# Exercise objective
Restate the entire listing word for word.
########
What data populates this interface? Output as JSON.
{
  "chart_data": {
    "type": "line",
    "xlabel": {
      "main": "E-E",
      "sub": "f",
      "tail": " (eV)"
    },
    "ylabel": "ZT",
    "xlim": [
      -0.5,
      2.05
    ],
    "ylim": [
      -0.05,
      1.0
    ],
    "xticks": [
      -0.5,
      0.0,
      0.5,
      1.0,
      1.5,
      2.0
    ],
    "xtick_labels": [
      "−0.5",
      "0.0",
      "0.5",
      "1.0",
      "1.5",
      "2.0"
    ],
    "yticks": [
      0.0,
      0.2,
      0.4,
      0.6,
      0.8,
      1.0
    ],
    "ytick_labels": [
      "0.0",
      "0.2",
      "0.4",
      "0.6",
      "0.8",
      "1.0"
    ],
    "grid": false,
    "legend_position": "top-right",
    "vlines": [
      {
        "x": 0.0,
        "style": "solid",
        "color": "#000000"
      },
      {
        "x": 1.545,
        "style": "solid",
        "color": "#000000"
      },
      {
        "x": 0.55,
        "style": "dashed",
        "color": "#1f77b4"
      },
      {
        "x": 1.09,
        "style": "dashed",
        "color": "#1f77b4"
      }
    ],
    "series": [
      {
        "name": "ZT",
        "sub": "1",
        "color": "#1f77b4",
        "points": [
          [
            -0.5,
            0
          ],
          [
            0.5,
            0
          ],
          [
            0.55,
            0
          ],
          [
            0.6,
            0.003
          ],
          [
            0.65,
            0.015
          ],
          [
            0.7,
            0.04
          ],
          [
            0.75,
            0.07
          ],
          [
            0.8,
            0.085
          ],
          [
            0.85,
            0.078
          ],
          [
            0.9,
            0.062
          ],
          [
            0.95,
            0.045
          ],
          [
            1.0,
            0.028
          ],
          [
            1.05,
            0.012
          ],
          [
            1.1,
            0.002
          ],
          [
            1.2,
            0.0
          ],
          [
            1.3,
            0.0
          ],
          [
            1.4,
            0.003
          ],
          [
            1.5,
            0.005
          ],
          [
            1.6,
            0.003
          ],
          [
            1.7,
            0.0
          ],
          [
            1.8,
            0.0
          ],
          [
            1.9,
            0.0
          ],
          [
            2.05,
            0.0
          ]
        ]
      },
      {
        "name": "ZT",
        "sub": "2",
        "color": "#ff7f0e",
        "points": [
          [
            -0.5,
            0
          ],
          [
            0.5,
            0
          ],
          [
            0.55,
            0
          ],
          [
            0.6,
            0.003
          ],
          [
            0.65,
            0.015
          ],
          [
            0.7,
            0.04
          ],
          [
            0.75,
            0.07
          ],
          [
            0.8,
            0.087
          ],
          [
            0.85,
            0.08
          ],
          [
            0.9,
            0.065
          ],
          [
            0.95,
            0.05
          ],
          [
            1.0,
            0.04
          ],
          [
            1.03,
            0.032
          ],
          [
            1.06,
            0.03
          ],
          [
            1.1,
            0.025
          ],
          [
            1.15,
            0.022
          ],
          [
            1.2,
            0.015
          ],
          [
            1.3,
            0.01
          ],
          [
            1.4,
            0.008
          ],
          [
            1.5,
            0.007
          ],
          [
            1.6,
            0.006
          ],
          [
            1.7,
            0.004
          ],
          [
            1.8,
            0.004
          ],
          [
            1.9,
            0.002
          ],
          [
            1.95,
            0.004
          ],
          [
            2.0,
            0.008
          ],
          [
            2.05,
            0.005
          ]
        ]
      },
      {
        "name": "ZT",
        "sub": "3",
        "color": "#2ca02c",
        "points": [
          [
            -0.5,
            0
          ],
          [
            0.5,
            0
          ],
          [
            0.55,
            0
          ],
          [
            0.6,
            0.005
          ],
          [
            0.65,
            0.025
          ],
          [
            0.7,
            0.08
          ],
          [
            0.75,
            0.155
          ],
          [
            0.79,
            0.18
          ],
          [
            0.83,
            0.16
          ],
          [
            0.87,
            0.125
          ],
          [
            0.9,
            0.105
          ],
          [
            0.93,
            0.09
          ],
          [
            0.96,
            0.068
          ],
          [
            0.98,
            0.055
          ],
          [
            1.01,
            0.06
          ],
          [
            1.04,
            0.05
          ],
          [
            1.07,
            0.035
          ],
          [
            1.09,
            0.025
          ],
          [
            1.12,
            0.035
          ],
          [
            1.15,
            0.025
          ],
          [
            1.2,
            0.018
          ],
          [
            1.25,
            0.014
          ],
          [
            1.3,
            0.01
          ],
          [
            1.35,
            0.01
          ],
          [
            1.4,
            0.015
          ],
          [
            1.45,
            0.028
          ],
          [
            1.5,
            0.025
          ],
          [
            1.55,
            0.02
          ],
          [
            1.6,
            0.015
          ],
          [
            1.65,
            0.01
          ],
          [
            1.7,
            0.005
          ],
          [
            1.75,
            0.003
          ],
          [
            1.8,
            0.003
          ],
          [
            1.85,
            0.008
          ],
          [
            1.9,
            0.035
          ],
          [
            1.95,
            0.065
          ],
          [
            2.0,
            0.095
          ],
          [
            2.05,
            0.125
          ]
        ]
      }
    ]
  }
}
########
# Answer to the exercise
What data populates this interface? Output as JSON.
{
  "chart_data": {
    "type": "line",
    "xlabel": {
      "main": "E-E",
      "sub": "f",
      "tail": " (eV)"
    },
    "ylabel": "ZT",
    "xlim": [
      -0.5,
      2.05
    ],
    "ylim": [
      -0.05,
      1.0
    ],
    "xticks": [
      -0.5,
      0.0,
      0.5,
      1.0,
      1.5,
      2.0
    ],
    "xtick_labels": [
      "−0.5",
      "0.0",
      "0.5",
      "1.0",
      "1.5",
      "2.0"
    ],
    "yticks": [
      0.0,
      0.2,
      0.4,
      0.6,
      0.8,
      1.0
    ],
    "ytick_labels": [
      "0.0",
      "0.2",
      "0.4",
      "0.6",
      "0.8",
      "1.0"
    ],
    "grid": false,
    "legend_position": "top-right",
    "vlines": [
      {
        "x": 0.0,
        "style": "solid",
        "color": "#000000"
      },
      {
        "x": 1.545,
        "style": "solid",
        "color": "#000000"
      },
      {
        "x": 0.55,
        "style": "dashed",
        "color": "#1f77b4"
      },
      {
        "x": 1.09,
        "style": "dashed",
        "color": "#1f77b4"
      }
    ],
    "series": [
      {
        "name": "ZT",
        "sub": "1",
        "color": "#1f77b4",
        "points": [
          [
            -0.5,
            0
          ],
          [
            0.5,
            0
          ],
          [
            0.55,
            0
          ],
          [
            0.6,
            0.003
          ],
          [
            0.65,
            0.015
          ],
          [
            0.7,
            0.04
          ],
          [
            0.75,
            0.07
          ],
          [
            0.8,
            0.085
          ],
          [
            0.85,
            0.078
          ],
          [
            0.9,
            0.062
          ],
          [
            0.95,
            0.045
          ],
          [
            1.0,
            0.028
          ],
          [
            1.05,
            0.012
          ],
          [
            1.1,
            0.002
          ],
          [
            1.2,
            0.0
          ],
          [
            1.3,
            0.0
          ],
          [
            1.4,
            0.003
          ],
          [
            1.5,
            0.005
          ],
          [
            1.6,
            0.003
          ],
          [
            1.7,
            0.0
          ],
          [
            1.8,
            0.0
          ],
          [
            1.9,
            0.0
          ],
          [
            2.05,
            0.0
          ]
        ]
      },
      {
        "name": "ZT",
        "sub": "2",
        "color": "#ff7f0e",
        "points": [
          [
            -0.5,
            0
          ],
          [
            0.5,
            0
          ],
          [
            0.55,
            0
          ],
          [
            0.6,
            0.003
          ],
          [
            0.65,
            0.015
          ],
          [
            0.7,
            0.04
          ],
          [
            0.75,
            0.07
          ],
          [
            0.8,
            0.087
          ],
          [
            0.85,
            0.08
          ],
          [
            0.9,
            0.065
          ],
          [
            0.95,
            0.05
          ],
          [
            1.0,
            0.04
          ],
          [
            1.03,
            0.032
          ],
          [
            1.06,
            0.03
          ],
          [
            1.1,
            0.025
          ],
          [
            1.15,
            0.022
          ],
          [
            1.2,
            0.015
          ],
          [
            1.3,
            0.01
          ],
          [
            1.4,
            0.008
          ],
          [
            1.5,
            0.007
          ],
          [
            1.6,
            0.006
          ],
          [
            1.7,
            0.004
          ],
          [
            1.8,
            0.004
          ],
          [
            1.9,
            0.002
          ],
          [
            1.95,
            0.004
          ],
          [
            2.0,
            0.008
          ],
          [
            2.05,
            0.005
          ]
        ]
      },
      {
        "name": "ZT",
        "sub": "3",
        "color": "#2ca02c",
        "points": [
          [
            -0.5,
            0
          ],
          [
            0.5,
            0
          ],
          [
            0.55,
            0
          ],
          [
            0.6,
            0.005
          ],
          [
            0.65,
            0.025
          ],
          [
            0.7,
            0.08
          ],
          [
            0.75,
            0.155
          ],
          [
            0.79,
            0.18
          ],
          [
            0.83,
            0.16
          ],
          [
            0.87,
            0.125
          ],
          [
            0.9,
            0.105
          ],
          [
            0.93,
            0.09
          ],
          [
            0.96,
            0.068
          ],
          [
            0.98,
            0.055
          ],
          [
            1.01,
            0.06
          ],
          [
            1.04,
            0.05
          ],
          [
            1.07,
            0.035
          ],
          [
            1.09,
            0.025
          ],
          [
            1.12,
            0.035
          ],
          [
            1.15,
            0.025
          ],
          [
            1.2,
            0.018
          ],
          [
            1.25,
            0.014
          ],
          [
            1.3,
            0.01
          ],
          [
            1.35,
            0.01
          ],
          [
            1.4,
            0.015
          ],
          [
            1.45,
            0.028
          ],
          [
            1.5,
            0.025
          ],
          [
            1.55,
            0.02
          ],
          [
            1.6,
            0.015
          ],
          [
            1.65,
            0.01
          ],
          [
            1.7,
            0.005
          ],
          [
            1.75,
            0.003
          ],
          [
            1.8,
            0.003
          ],
          [
            1.85,
            0.008
          ],
          [
            1.9,
            0.035
          ],
          [
            1.95,
            0.065
          ],
          [
            2.0,
            0.095
          ],
          [
            2.05,
            0.125
          ]
        ]
      }
    ]
  }
}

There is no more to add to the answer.